Task objective ▸ Go through the data below and gather each line containing "présence".

Data excerpts ▸
━━━━
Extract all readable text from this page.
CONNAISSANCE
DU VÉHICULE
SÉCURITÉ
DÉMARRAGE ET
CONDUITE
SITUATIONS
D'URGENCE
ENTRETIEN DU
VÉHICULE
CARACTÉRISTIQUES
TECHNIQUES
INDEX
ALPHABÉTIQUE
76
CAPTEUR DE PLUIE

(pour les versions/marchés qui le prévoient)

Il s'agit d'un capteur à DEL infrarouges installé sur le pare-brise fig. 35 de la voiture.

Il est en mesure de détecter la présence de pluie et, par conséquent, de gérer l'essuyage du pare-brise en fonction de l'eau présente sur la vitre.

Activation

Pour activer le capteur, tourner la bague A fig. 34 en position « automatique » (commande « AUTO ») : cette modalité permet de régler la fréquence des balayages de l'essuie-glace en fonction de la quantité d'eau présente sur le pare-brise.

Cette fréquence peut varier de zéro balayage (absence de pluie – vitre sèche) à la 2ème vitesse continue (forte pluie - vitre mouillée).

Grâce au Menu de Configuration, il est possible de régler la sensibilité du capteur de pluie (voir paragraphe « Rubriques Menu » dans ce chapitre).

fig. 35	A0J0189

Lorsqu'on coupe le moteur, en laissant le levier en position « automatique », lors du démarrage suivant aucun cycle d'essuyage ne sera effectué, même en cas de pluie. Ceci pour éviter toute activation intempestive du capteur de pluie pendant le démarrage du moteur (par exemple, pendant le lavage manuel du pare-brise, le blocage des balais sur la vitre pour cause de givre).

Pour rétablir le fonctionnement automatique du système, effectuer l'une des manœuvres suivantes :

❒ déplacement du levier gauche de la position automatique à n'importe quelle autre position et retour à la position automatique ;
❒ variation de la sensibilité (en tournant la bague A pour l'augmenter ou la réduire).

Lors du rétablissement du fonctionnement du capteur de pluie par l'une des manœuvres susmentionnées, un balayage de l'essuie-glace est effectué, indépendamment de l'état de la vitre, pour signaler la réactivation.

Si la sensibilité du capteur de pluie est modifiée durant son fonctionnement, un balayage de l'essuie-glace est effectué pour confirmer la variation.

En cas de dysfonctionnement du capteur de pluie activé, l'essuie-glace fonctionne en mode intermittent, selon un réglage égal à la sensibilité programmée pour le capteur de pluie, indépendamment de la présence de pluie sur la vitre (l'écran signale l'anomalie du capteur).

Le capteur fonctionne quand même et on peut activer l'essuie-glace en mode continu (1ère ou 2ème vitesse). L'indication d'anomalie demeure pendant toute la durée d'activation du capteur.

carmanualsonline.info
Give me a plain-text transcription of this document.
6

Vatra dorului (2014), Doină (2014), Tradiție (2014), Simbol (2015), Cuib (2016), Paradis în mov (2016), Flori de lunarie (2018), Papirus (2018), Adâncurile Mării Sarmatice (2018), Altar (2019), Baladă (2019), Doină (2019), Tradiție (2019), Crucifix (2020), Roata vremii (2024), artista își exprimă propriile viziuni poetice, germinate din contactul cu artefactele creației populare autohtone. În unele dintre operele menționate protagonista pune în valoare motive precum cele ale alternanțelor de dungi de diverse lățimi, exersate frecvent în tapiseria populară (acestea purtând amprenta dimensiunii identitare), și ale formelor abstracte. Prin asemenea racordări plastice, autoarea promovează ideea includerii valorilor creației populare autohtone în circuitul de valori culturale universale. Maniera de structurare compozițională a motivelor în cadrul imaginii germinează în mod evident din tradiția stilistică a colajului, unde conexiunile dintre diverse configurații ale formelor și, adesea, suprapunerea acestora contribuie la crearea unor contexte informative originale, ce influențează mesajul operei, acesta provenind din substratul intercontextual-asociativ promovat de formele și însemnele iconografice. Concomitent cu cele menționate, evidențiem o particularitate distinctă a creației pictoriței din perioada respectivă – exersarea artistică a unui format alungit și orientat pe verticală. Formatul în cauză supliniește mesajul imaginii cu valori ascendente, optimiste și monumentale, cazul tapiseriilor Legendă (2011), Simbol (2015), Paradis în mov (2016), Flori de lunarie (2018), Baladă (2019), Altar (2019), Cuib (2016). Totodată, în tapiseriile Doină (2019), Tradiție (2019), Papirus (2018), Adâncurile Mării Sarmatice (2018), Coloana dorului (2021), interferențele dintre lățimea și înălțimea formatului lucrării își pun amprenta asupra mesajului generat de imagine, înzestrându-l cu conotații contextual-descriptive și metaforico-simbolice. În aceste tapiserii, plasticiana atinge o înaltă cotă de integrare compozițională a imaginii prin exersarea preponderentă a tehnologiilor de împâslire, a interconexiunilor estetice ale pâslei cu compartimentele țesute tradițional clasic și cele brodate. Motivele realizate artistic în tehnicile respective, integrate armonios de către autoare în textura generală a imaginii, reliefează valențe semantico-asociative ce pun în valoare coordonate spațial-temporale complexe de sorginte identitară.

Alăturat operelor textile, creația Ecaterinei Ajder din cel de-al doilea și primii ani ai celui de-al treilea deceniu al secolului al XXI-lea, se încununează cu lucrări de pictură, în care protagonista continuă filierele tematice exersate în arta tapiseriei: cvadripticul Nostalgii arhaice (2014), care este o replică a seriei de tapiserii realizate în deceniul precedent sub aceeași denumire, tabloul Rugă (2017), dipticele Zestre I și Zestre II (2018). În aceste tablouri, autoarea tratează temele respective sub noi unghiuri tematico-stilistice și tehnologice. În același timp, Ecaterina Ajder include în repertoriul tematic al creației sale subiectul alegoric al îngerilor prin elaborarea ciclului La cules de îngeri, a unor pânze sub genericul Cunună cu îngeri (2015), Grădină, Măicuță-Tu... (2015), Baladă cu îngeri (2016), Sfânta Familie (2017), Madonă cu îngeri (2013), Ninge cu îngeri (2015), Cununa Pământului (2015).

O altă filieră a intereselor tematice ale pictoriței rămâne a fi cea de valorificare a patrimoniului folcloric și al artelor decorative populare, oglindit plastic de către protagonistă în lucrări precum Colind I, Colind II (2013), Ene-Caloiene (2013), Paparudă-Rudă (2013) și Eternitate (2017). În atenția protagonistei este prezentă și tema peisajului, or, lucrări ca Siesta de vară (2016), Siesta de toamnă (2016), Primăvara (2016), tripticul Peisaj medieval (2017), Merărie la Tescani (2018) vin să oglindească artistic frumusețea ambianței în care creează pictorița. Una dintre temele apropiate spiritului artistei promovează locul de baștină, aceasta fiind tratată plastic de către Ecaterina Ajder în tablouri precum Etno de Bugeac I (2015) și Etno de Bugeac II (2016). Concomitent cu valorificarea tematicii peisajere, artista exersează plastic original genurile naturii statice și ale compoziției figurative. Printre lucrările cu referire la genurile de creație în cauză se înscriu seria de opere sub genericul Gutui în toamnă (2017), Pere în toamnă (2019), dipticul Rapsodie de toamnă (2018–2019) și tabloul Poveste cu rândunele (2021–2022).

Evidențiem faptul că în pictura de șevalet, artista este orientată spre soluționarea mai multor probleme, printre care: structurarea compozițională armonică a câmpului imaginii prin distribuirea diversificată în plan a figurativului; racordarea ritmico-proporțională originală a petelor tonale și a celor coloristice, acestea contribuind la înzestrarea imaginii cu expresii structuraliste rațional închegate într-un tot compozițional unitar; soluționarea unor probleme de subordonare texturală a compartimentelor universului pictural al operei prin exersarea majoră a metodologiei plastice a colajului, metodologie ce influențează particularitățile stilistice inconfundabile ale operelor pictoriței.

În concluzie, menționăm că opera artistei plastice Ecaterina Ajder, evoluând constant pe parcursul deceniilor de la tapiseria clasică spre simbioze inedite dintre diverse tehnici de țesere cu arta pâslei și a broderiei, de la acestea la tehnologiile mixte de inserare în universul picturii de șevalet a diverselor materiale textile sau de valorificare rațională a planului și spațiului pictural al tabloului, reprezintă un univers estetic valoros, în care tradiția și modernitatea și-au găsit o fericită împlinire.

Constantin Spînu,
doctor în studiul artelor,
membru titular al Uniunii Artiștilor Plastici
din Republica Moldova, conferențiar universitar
━━━━
Correct response ▸
Il est en mesure de détecter la présence de pluie et, par conséquent, de gérer l'essuyage du pare-brise en fonction de l'eau présente sur la vitre.
En cas de dysfonctionnement du capteur de pluie activé, l'essuie-glace fonctionne en mode intermittent, selon un réglage égal à la sensibilité programmée pour le capteur de pluie, indépendamment de la présence de pluie sur la vitre (l'écran signale l'anomalie du capteur).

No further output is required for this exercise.